* [WHAT YOU SHOULD DO]: Of the lines in the records that follow, how many include the word "text"? Answer with a bare number.

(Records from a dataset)
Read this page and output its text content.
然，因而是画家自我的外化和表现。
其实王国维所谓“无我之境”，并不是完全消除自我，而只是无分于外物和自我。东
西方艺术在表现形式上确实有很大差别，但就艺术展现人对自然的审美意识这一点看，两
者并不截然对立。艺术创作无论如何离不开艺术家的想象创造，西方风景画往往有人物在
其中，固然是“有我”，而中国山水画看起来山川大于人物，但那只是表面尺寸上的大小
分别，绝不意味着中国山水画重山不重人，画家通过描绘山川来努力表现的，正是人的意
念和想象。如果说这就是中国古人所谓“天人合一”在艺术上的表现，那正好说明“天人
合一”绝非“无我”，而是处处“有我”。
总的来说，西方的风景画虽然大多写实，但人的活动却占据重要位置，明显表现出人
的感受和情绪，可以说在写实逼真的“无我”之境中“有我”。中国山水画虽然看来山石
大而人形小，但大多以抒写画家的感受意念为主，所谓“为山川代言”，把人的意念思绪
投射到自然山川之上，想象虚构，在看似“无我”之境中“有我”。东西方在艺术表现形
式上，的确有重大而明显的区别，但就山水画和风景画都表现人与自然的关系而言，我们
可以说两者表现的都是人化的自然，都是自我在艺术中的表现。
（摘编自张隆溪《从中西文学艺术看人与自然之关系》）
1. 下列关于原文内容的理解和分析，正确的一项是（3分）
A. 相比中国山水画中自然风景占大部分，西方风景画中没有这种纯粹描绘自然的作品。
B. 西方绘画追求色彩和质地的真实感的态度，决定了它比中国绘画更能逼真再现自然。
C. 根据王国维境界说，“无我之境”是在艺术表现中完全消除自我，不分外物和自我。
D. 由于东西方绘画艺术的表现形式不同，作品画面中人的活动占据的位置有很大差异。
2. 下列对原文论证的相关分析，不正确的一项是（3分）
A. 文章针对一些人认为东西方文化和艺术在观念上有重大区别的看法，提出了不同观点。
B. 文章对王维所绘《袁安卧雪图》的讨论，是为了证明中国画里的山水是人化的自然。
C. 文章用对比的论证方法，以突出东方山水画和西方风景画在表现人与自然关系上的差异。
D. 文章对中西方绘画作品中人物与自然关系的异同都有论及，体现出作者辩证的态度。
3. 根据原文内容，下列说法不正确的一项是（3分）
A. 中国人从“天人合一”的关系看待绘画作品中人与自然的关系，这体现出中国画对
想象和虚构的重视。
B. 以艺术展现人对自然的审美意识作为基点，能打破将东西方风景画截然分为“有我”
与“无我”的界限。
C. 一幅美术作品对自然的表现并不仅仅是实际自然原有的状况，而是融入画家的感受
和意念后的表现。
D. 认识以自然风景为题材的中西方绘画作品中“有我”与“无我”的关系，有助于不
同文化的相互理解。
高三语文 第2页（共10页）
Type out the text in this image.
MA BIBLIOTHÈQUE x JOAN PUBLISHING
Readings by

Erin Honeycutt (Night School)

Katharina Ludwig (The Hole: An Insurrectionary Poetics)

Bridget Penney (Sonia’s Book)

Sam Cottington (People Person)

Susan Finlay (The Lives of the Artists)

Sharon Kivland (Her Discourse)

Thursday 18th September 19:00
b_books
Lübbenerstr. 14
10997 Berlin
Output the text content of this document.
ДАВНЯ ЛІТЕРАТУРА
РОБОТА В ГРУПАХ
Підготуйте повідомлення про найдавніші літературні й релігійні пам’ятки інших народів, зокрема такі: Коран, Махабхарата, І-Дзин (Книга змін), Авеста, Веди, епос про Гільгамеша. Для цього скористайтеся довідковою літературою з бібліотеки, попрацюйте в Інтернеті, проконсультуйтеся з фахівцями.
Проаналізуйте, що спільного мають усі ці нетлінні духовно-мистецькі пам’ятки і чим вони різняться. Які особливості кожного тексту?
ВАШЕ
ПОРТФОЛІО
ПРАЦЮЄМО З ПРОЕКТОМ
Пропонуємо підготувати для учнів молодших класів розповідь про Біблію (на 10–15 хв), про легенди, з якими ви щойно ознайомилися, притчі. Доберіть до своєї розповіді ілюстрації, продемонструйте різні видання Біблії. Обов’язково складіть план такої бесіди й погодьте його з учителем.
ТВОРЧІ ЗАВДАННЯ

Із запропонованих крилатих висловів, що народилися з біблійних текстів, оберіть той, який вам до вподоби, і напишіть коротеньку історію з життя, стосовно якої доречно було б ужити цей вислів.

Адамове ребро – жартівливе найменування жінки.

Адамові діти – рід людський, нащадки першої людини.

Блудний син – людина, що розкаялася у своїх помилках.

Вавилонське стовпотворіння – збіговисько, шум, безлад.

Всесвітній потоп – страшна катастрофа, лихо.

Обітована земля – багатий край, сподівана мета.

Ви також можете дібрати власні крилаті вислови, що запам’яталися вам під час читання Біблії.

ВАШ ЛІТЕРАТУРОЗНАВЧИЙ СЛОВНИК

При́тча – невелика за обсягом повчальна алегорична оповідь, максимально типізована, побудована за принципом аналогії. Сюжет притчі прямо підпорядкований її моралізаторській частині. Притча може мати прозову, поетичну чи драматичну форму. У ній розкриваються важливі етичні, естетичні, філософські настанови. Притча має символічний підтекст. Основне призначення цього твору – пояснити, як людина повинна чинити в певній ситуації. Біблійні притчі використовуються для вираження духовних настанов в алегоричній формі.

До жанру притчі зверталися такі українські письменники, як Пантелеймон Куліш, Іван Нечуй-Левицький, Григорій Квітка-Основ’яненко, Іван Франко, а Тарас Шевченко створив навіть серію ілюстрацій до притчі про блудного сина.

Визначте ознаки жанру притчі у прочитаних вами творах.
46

* [RIGHT ANSWER]: 3